> [Job] Rewrite the records with every "junction" changed to "connection point", leaving everything else as it is.

> [Stored rows]
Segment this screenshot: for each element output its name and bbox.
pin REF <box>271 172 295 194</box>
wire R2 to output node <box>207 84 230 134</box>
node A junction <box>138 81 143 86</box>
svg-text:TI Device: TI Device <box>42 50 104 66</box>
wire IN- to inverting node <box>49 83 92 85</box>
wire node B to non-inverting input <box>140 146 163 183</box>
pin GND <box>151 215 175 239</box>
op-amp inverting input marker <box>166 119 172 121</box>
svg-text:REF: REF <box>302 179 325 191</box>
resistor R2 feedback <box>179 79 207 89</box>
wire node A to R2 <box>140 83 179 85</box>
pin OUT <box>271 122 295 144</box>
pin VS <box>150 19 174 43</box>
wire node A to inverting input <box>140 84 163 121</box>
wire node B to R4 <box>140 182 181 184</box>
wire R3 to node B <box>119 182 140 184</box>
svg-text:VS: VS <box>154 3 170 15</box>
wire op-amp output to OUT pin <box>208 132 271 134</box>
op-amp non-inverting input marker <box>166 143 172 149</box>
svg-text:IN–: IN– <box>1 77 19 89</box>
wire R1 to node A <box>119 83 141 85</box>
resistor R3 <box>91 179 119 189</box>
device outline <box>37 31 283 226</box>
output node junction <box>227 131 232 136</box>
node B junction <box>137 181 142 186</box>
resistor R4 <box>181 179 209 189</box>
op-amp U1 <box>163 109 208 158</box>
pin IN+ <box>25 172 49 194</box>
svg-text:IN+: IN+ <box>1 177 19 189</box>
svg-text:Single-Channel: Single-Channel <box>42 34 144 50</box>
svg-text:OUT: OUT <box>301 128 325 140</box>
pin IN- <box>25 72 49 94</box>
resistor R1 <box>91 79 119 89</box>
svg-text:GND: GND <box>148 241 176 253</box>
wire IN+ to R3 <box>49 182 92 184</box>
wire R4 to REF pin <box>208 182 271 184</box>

> [Complete output]
Segment this screenshot: for each element output its name and bbox.
pin REF <box>271 172 295 194</box>
wire R2 to output node <box>207 84 230 134</box>
node A connection point <box>138 81 143 86</box>
svg-text:TI Device: TI Device <box>42 50 104 66</box>
wire IN- to inverting node <box>49 83 92 85</box>
wire node B to non-inverting input <box>140 146 163 183</box>
pin GND <box>151 215 175 239</box>
op-amp inverting input marker <box>166 119 172 121</box>
svg-text:REF: REF <box>302 179 325 191</box>
resistor R2 feedback <box>179 79 207 89</box>
wire node A to R2 <box>140 83 179 85</box>
pin OUT <box>271 122 295 144</box>
pin VS <box>150 19 174 43</box>
wire node A to inverting input <box>140 84 163 121</box>
wire node B to R4 <box>140 182 181 184</box>
wire R3 to node B <box>119 182 140 184</box>
svg-text:VS: VS <box>154 3 170 15</box>
wire op-amp output to OUT pin <box>208 132 271 134</box>
op-amp non-inverting input marker <box>166 143 172 149</box>
svg-text:IN–: IN– <box>1 77 19 89</box>
wire R1 to node A <box>119 83 141 85</box>
resistor R3 <box>91 179 119 189</box>
device outline <box>37 31 283 226</box>
output node connection point <box>227 131 232 136</box>
node B connection point <box>137 181 142 186</box>
resistor R4 <box>181 179 209 189</box>
op-amp U1 <box>163 109 208 158</box>
pin IN+ <box>25 172 49 194</box>
svg-text:IN+: IN+ <box>1 177 19 189</box>
svg-text:Single-Channel: Single-Channel <box>42 34 144 50</box>
svg-text:OUT: OUT <box>301 128 325 140</box>
pin IN- <box>25 72 49 94</box>
resistor R1 <box>91 79 119 89</box>
svg-text:GND: GND <box>148 241 176 253</box>
wire IN+ to R3 <box>49 182 92 184</box>
wire R4 to REF pin <box>208 182 271 184</box>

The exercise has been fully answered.